begin Given records

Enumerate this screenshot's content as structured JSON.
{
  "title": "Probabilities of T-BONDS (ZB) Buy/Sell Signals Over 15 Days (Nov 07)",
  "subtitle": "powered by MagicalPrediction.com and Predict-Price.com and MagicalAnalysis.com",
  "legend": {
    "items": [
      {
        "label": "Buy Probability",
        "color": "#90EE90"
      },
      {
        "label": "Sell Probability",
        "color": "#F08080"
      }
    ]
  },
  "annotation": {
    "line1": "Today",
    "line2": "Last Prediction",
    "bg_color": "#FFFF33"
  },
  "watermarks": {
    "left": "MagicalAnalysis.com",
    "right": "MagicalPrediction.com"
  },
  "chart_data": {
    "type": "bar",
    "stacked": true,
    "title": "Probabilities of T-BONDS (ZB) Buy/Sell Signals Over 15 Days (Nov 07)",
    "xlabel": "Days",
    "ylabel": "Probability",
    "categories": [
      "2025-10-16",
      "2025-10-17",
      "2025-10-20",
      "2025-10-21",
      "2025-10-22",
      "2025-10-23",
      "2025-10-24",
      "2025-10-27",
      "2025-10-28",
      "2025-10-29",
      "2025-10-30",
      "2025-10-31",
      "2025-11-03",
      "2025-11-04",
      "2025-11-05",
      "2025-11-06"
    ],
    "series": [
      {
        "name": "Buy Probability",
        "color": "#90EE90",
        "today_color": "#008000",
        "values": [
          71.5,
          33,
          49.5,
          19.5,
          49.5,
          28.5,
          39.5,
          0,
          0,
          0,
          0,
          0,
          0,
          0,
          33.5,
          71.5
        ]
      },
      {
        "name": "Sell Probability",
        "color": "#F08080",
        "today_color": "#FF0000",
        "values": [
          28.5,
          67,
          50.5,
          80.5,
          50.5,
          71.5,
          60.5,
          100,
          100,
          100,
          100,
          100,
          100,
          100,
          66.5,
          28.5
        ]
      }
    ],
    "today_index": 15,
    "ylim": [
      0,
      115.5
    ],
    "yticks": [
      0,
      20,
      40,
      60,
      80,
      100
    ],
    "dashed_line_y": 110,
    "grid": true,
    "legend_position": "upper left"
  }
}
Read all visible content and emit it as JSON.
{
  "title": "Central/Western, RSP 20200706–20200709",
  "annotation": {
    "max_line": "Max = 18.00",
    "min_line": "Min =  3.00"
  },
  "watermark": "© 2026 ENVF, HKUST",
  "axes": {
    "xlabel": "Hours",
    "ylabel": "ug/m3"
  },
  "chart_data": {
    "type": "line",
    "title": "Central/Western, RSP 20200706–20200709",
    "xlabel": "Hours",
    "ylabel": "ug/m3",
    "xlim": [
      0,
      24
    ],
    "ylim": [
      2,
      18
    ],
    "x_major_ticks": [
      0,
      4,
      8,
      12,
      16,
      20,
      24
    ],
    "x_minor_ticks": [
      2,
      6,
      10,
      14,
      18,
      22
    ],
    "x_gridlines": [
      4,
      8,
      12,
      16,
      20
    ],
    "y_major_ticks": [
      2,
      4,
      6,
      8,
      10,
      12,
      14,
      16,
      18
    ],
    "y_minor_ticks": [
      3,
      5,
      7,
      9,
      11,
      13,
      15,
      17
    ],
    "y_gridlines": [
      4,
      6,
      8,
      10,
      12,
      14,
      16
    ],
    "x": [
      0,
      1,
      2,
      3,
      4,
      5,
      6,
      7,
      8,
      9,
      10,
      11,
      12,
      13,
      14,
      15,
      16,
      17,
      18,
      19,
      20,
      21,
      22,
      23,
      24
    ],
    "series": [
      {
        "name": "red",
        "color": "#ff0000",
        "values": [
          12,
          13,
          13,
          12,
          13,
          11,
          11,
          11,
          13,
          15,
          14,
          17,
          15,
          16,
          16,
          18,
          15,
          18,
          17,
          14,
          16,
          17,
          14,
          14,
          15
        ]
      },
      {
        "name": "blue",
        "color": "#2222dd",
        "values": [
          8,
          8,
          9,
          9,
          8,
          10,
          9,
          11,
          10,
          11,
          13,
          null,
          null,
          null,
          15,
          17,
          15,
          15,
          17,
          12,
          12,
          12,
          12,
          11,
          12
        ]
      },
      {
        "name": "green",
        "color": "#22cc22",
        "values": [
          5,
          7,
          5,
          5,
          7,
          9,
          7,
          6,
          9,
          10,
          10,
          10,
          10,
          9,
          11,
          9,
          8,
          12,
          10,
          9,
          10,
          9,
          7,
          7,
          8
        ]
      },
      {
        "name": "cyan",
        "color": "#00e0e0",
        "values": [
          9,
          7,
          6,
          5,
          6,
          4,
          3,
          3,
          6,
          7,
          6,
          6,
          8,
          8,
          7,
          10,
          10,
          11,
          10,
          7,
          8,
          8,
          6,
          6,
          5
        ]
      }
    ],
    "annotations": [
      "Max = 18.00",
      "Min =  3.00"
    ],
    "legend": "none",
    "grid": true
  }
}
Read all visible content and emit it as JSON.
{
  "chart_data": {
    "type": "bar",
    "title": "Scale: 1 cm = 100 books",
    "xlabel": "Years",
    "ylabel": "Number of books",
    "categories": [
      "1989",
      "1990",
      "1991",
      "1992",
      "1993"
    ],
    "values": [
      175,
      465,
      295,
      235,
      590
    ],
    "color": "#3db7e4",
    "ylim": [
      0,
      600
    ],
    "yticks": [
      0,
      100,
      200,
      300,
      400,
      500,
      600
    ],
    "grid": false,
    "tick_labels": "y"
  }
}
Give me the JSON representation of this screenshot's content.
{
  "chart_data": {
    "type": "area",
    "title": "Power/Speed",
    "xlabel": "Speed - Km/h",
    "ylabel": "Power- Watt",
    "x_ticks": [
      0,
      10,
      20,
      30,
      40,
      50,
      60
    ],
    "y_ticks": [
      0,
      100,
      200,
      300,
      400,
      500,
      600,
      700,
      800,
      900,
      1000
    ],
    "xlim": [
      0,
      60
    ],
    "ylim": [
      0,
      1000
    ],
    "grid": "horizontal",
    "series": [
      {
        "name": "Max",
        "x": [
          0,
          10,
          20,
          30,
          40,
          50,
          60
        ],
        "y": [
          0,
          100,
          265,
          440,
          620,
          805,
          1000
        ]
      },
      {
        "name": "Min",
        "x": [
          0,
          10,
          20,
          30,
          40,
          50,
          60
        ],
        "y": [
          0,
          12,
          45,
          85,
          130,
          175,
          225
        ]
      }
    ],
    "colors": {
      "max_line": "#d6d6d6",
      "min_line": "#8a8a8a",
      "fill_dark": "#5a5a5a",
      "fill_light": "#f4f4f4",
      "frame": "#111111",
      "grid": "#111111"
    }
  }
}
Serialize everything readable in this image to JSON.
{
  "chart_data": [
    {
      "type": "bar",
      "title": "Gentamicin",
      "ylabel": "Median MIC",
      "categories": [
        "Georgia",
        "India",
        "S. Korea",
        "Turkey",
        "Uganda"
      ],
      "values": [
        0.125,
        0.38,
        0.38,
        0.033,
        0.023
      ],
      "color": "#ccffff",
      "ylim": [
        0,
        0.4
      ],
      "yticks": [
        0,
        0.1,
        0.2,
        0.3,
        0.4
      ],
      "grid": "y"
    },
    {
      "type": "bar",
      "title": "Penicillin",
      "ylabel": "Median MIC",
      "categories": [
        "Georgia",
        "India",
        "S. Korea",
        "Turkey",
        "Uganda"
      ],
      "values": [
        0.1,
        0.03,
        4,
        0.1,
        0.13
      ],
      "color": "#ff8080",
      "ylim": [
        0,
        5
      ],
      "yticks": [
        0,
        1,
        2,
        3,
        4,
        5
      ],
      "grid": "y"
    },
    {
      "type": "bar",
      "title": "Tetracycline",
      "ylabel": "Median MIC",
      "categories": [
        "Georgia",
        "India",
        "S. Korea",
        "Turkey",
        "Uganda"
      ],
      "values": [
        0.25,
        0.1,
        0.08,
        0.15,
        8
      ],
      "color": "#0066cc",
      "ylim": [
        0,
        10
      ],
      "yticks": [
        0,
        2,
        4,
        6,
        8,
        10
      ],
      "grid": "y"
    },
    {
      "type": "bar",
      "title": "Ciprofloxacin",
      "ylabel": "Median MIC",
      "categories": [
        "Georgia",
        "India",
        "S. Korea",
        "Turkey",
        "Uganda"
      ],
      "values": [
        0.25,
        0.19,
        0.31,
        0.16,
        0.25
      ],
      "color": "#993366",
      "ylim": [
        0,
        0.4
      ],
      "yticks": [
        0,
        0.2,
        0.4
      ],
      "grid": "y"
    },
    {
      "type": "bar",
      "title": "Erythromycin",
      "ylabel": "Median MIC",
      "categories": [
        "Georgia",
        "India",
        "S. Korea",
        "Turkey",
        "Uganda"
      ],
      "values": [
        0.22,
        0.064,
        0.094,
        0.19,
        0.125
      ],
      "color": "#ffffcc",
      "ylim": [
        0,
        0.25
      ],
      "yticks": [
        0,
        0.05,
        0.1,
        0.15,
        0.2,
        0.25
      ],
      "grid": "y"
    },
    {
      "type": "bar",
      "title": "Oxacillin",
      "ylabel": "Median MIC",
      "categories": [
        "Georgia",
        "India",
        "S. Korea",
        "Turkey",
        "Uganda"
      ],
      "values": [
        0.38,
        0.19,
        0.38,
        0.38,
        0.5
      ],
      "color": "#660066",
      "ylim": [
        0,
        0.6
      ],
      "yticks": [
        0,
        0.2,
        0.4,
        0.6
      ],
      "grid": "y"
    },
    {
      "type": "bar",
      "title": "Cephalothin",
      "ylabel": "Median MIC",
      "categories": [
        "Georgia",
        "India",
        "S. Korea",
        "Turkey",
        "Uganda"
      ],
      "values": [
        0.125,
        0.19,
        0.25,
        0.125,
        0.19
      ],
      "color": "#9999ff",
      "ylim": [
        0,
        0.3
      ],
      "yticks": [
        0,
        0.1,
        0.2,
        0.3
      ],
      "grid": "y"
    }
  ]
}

end Given records

§ To be done: Copy out every line of the material above that mentions the word "BONDS".

§ Task solution:
  "title": "Probabilities of T-BONDS (ZB) Buy/Sell Signals Over 15 Days (Nov 07)",
    "title": "Probabilities of T-BONDS (ZB) Buy/Sell Signals Over 15 Days (Nov 07)",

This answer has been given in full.